Supplied data:
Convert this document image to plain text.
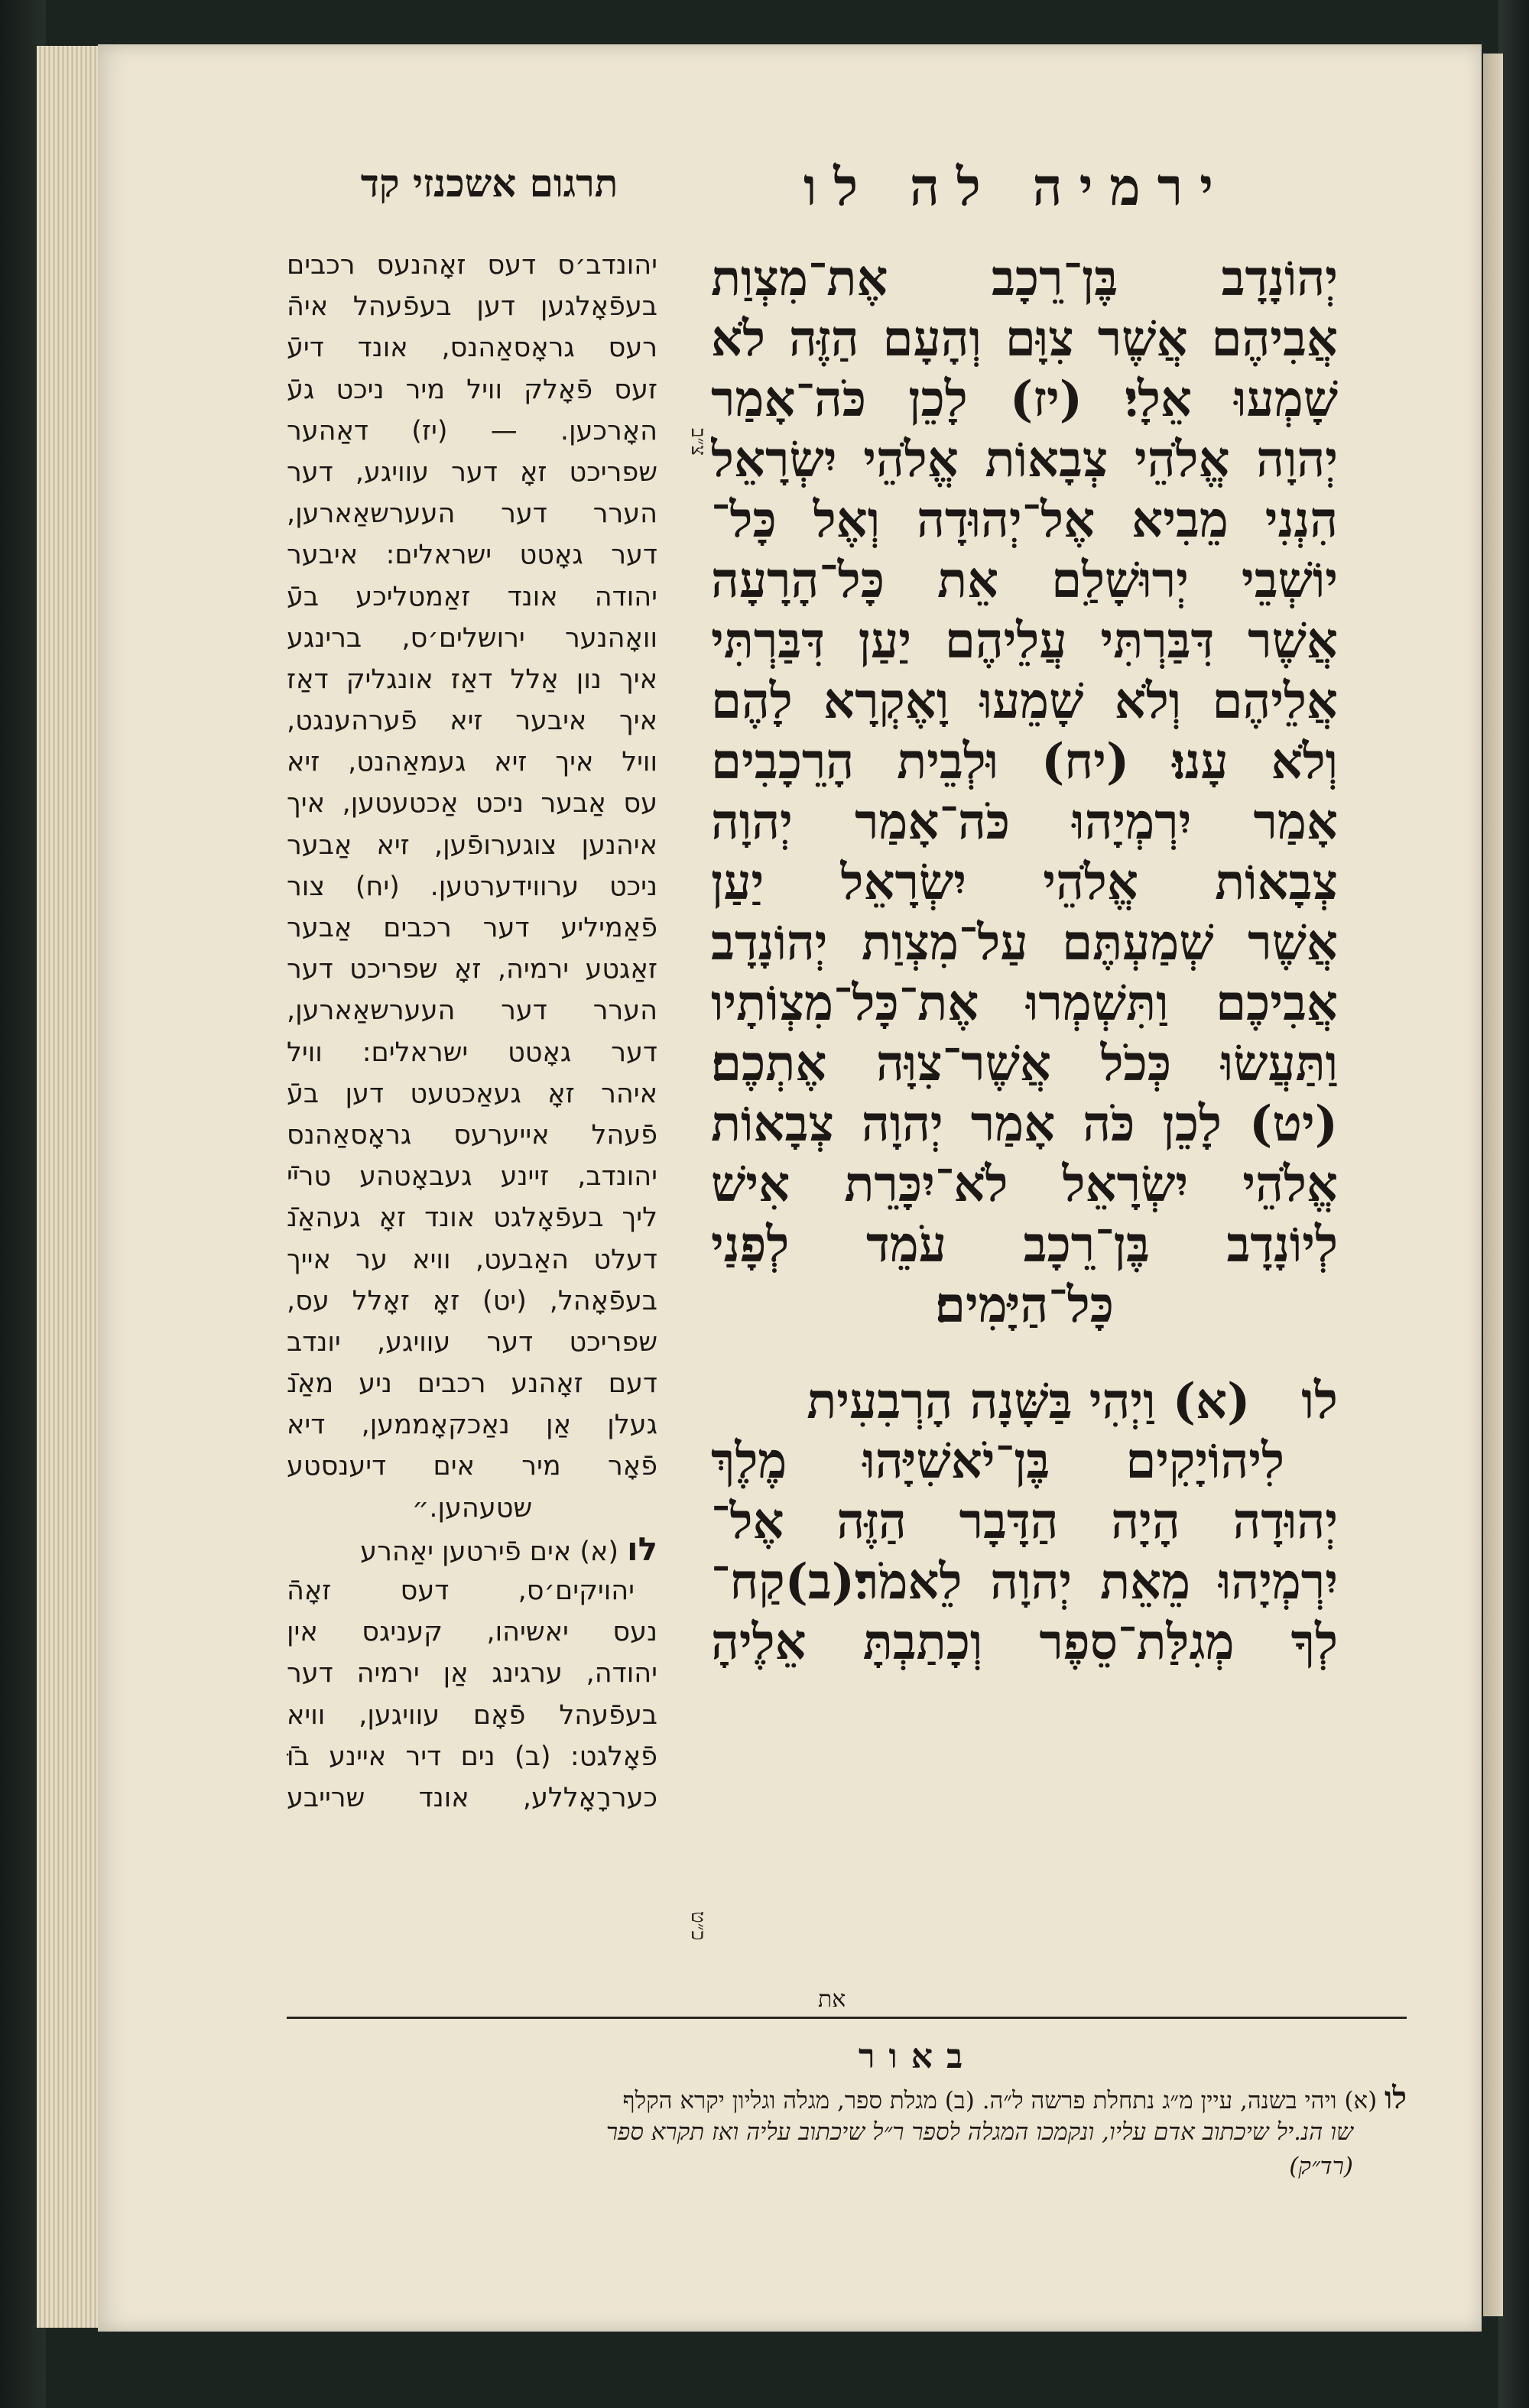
ירמיה לה לו
תרגום אשכנזי קד
צ״ב
כ״ט
יְהוֹנָדָב בֶּן־רֵכָב אֶת־מִצְוַת
אֲבִיהֶם אֲשֶׁר צִוָּם וְהָעָם הַזֶּה לֹא
שָׁמְעוּ אֵלָי׃ (יז) לָכֵן כֹּה־אָמַר
יְהוָה אֱלֹהֵי צְבָאוֹת אֱלֹהֵי יִשְׂרָאֵל
הִנְנִי מֵבִיא אֶל־יְהוּדָה וְאֶל כָּל־
יוֹשְׁבֵי יְרוּשָׁלִַם אֵת כָּל־הָרָעָה
אֲשֶׁר דִּבַּרְתִּי עֲלֵיהֶם יַעַן דִּבַּרְתִּי
אֲלֵיהֶם וְלֹא שָׁמֵעוּ וָאֶקְרָא לָהֶם
וְלֹא עָנוּ׃ (יח) וּלְבֵית הָרֵכָבִים
אָמַר יִרְמְיָהוּ כֹּה־אָמַר יְהוָה
צְבָאוֹת אֱלֹהֵי יִשְׂרָאֵל יַעַן
אֲשֶׁר שְׁמַעְתֶּם עַל־מִצְוַת יְהוֹנָדָב
אֲבִיכֶם וַתִּשְׁמְרוּ אֶת־כָּל־מִצְוֹתָיו
וַתַּעֲשׂוּ כְּכֹל אֲשֶׁר־צִוָּה אֶתְכֶם׃
(יט) לָכֵן כֹּה אָמַר יְהוָה צְבָאוֹת
אֱלֹהֵי יִשְׂרָאֵל לֹא־יִכָּרֵת אִישׁ
לְיוֹנָדָב בֶּן־רֵכָב עֹמֵד לְפָנַי
כָּל־הַיָּמִים׃
לו   (א) וַיְהִי בַּשָּׁנָה הָרְבִעִית
לִיהוֹיָקִים בֶּן־יֹאשִׁיָּהוּ מֶלֶךְ
יְהוּדָה הָיָה הַדָּבָר הַזֶּה אֶל־
יִרְמְיָהוּ מֵאֵת יְהוָה לֵאמֹר׃(ב)קַח־
לְךָ מְגִלַּת־סֵפֶר וְכָתַבְתָּ אֵלֶיהָ
יהונדב׳ס דעס זאָהנעס רכבים
בעפֿאָלגען דען בעפֿעהל איהֿ
רעס גראָסאַהנס, אונד דיעֿ
זעס פֿאָלק וויל מיר ניכט געֿ
האָרכען. — (יז) דאַהער
שפריכט זאָ דער עוויגע, דער
הערר דער העערשאַארען,
דער גאָטט ישראלים: איבער
יהודה אונד זאַמטליכע בעֿ
וואָהנער ירושלים׳ס, ברינגע
איך נון אַלל דאַז אונגליק דאַז
איך איבער זיא פֿערהענגט,
וויל איך זיא געמאַהנט, זיא
עס אַבער ניכט אַכטעטען, איך
איהנען צוגערופֿען, זיא אַבער
ניכט ערווידערטען. (יח) צור
פֿאַמיליע דער רכבים אַבער
זאַגטע ירמיה, זאָ שפריכט דער
הערר דער העערשאַארען,
דער גאָטט ישראלים: וויל
איהר זאָ געאַכטעט דען בעֿ
פֿעהל אייערעס גראָסאַהנס
יהונדב, זיינע געבאָטהע טרייֿ
ליך בעפֿאָלגט אונד זאָ געהאַנֿ
דעלט האַבעט, וויא ער אייך
בעפֿאָהל, (יט) זאָ זאָלל עס,
שפריכט דער עוויגע, יונדב
דעם זאָהנע רכבים ניע מאַנֿ
געלן אַן נאַכקאָממען, דיא
פֿאָר מיר אים דיענסטע
שטעהען.״
לו (א) אים פֿירטען יאַהרע
יהויקים׳ס, דעס זאָהֿ
נעס יאשיהו, קעניגס אין
יהודה, ערגינג אַן ירמיה דער
בעפֿעהל פֿאָם עוויגען, וויא
פֿאָלגט: (ב) נים דיר איינע בוּֿ
כעררָאָללע, אונד שרייבע
את
באור
לו (א) ויהי בשנה, עיין מ״ג נתחלת פרשה ל״ה. (ב) מגלת ספר, מגלה וגליון יקרא הקלף
שו הנ.יל שיכתוב אדם עליו, ונקמכו המגלה לספר ר״ל שיכתוב עליה ואז תקרא ספר
(רד״ק)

Goal:
Where a line contains "ירמיה", copy that line.

Task answer:
ירמיה לה לו
זאַגטע ירמיה, זאָ שפריכט דער
יהודה, ערגינג אַן ירמיה דער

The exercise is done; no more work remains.